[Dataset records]
###
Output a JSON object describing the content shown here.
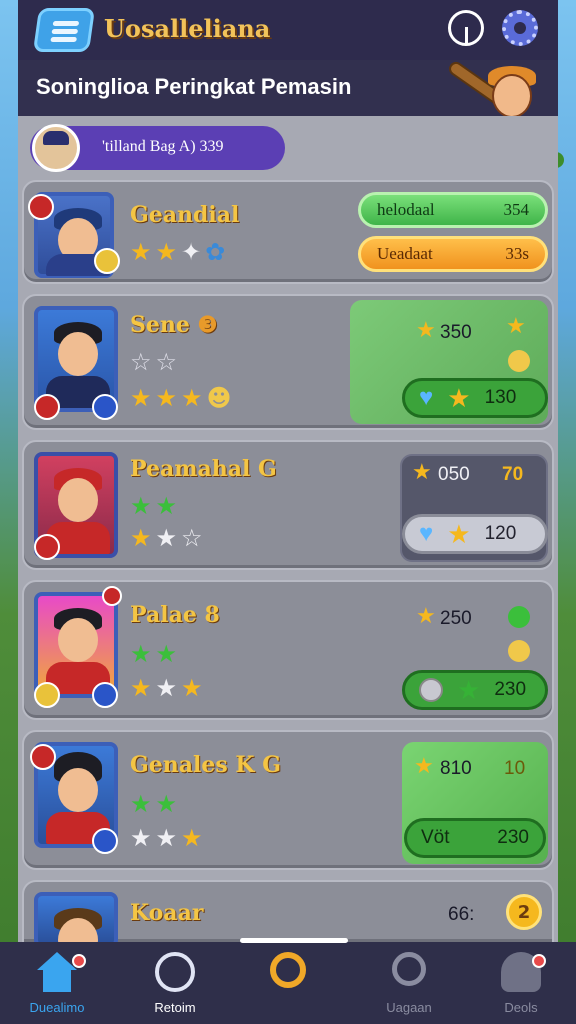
{
  "app": {
    "title": "Uosalleliana"
  },
  "header": {
    "page_title": "Soninglioa Peringkat Pemasin"
  },
  "current_player": {
    "label": "'tilland Bag A) 339"
  },
  "players": [
    {
      "name": "Geandial",
      "pill_primary_label": "helodaal",
      "pill_primary_value": "354",
      "pill_secondary_label": "Ueadaat",
      "pill_secondary_value": "33s"
    },
    {
      "name": "Sene",
      "score_top": "350",
      "stat_value": "130"
    },
    {
      "name": "Peamahal",
      "name_badge": "G",
      "score_top": "050",
      "score_top_alt": "70",
      "stat_value": "120"
    },
    {
      "name": "Palae",
      "name_badge": "8",
      "score_top": "250",
      "stat_value": "230"
    },
    {
      "name": "Genales K",
      "name_badge": "G",
      "score_top": "810",
      "score_top_alt": "10",
      "stat_label": "Vöt",
      "stat_value": "230"
    },
    {
      "name": "Koaar",
      "score_top": "66:",
      "badge_value": "2"
    }
  ],
  "nav": {
    "items": [
      {
        "label": "Duealimo",
        "color": "#3aa5ef"
      },
      {
        "label": "Retoim",
        "color": "#ffffff"
      },
      {
        "label": "",
        "color": "#f0a828"
      },
      {
        "label": "Uagaan",
        "color": "#8a8ca0"
      },
      {
        "label": "Deols",
        "color": "#8a8ca0"
      }
    ]
  }
}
###
__YOUR TASK__: Copy out all the records exactly, excluding pictures.

__RESPONSE TO THE EXERCISE__:
Output a JSON object describing the content shown here.
{
  "app": {
    "title": "Uosalleliana"
  },
  "header": {
    "page_title": "Soninglioa Peringkat Pemasin"
  },
  "current_player": {
    "label": "'tilland Bag A) 339"
  },
  "players": [
    {
      "name": "Geandial",
      "pill_primary_label": "helodaal",
      "pill_primary_value": "354",
      "pill_secondary_label": "Ueadaat",
      "pill_secondary_value": "33s"
    },
    {
      "name": "Sene",
      "score_top": "350",
      "stat_value": "130"
    },
    {
      "name": "Peamahal",
      "name_badge": "G",
      "score_top": "050",
      "score_top_alt": "70",
      "stat_value": "120"
    },
    {
      "name": "Palae",
      "name_badge": "8",
      "score_top": "250",
      "stat_value": "230"
    },
    {
      "name": "Genales K",
      "name_badge": "G",
      "score_top": "810",
      "score_top_alt": "10",
      "stat_label": "Vöt",
      "stat_value": "230"
    },
    {
      "name": "Koaar",
      "score_top": "66:",
      "badge_value": "2"
    }
  ],
  "nav": {
    "items": [
      {
        "label": "Duealimo",
        "color": "#3aa5ef"
      },
      {
        "label": "Retoim",
        "color": "#ffffff"
      },
      {
        "label": "",
        "color": "#f0a828"
      },
      {
        "label": "Uagaan",
        "color": "#8a8ca0"
      },
      {
        "label": "Deols",
        "color": "#8a8ca0"
      }
    ]
  }
}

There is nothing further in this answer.